-------- Data provided --------
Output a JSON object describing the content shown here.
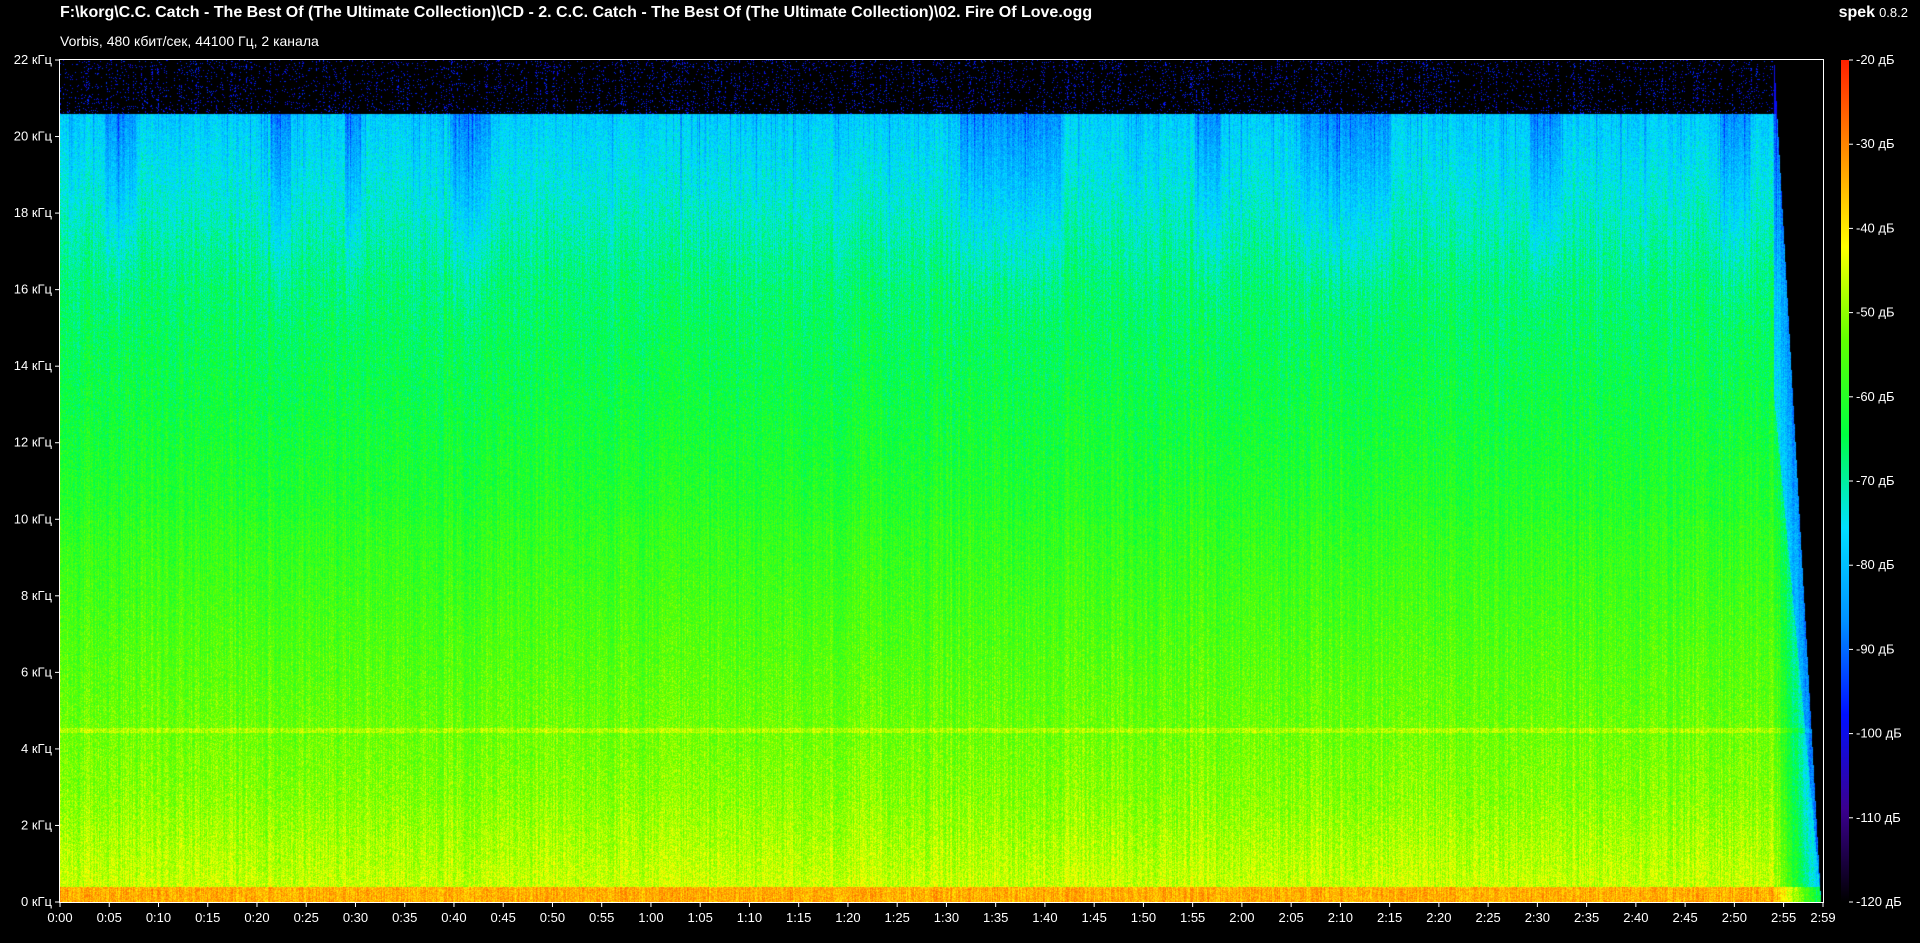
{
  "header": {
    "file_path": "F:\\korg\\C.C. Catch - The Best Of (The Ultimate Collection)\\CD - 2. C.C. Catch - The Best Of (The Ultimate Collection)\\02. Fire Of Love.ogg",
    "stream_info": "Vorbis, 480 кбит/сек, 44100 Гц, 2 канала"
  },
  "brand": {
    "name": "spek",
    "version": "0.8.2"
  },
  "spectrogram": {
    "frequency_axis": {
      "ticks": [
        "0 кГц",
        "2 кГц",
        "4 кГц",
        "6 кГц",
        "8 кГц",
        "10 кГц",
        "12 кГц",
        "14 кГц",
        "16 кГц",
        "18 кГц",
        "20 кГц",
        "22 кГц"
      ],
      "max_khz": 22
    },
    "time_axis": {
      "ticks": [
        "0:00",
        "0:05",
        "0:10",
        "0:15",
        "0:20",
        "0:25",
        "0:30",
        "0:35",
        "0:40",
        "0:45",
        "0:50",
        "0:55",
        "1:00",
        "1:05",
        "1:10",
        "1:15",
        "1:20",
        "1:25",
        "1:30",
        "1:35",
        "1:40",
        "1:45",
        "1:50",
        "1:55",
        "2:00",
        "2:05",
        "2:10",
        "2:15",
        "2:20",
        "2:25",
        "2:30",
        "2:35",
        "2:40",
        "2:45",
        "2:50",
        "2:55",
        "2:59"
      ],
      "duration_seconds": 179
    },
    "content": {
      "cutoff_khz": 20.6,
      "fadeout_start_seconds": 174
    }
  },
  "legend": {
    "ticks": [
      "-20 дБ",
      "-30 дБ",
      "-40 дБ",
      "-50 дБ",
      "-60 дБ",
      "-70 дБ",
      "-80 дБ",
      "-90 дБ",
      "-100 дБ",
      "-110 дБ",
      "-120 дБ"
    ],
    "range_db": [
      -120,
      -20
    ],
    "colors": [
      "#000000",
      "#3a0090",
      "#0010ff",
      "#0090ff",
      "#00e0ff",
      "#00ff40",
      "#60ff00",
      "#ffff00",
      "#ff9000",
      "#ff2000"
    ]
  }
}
--------
Quote every record above exactly, leaving out any pictures.

Output a JSON object describing the content shown here.
{
  "header": {
    "file_path": "F:\\korg\\C.C. Catch - The Best Of (The Ultimate Collection)\\CD - 2. C.C. Catch - The Best Of (The Ultimate Collection)\\02. Fire Of Love.ogg",
    "stream_info": "Vorbis, 480 кбит/сек, 44100 Гц, 2 канала"
  },
  "brand": {
    "name": "spek",
    "version": "0.8.2"
  },
  "spectrogram": {
    "frequency_axis": {
      "ticks": [
        "0 кГц",
        "2 кГц",
        "4 кГц",
        "6 кГц",
        "8 кГц",
        "10 кГц",
        "12 кГц",
        "14 кГц",
        "16 кГц",
        "18 кГц",
        "20 кГц",
        "22 кГц"
      ],
      "max_khz": 22
    },
    "time_axis": {
      "ticks": [
        "0:00",
        "0:05",
        "0:10",
        "0:15",
        "0:20",
        "0:25",
        "0:30",
        "0:35",
        "0:40",
        "0:45",
        "0:50",
        "0:55",
        "1:00",
        "1:05",
        "1:10",
        "1:15",
        "1:20",
        "1:25",
        "1:30",
        "1:35",
        "1:40",
        "1:45",
        "1:50",
        "1:55",
        "2:00",
        "2:05",
        "2:10",
        "2:15",
        "2:20",
        "2:25",
        "2:30",
        "2:35",
        "2:40",
        "2:45",
        "2:50",
        "2:55",
        "2:59"
      ],
      "duration_seconds": 179
    },
    "content": {
      "cutoff_khz": 20.6,
      "fadeout_start_seconds": 174
    }
  },
  "legend": {
    "ticks": [
      "-20 дБ",
      "-30 дБ",
      "-40 дБ",
      "-50 дБ",
      "-60 дБ",
      "-70 дБ",
      "-80 дБ",
      "-90 дБ",
      "-100 дБ",
      "-110 дБ",
      "-120 дБ"
    ],
    "range_db": [
      -120,
      -20
    ],
    "colors": [
      "#000000",
      "#3a0090",
      "#0010ff",
      "#0090ff",
      "#00e0ff",
      "#00ff40",
      "#60ff00",
      "#ffff00",
      "#ff9000",
      "#ff2000"
    ]
  }
}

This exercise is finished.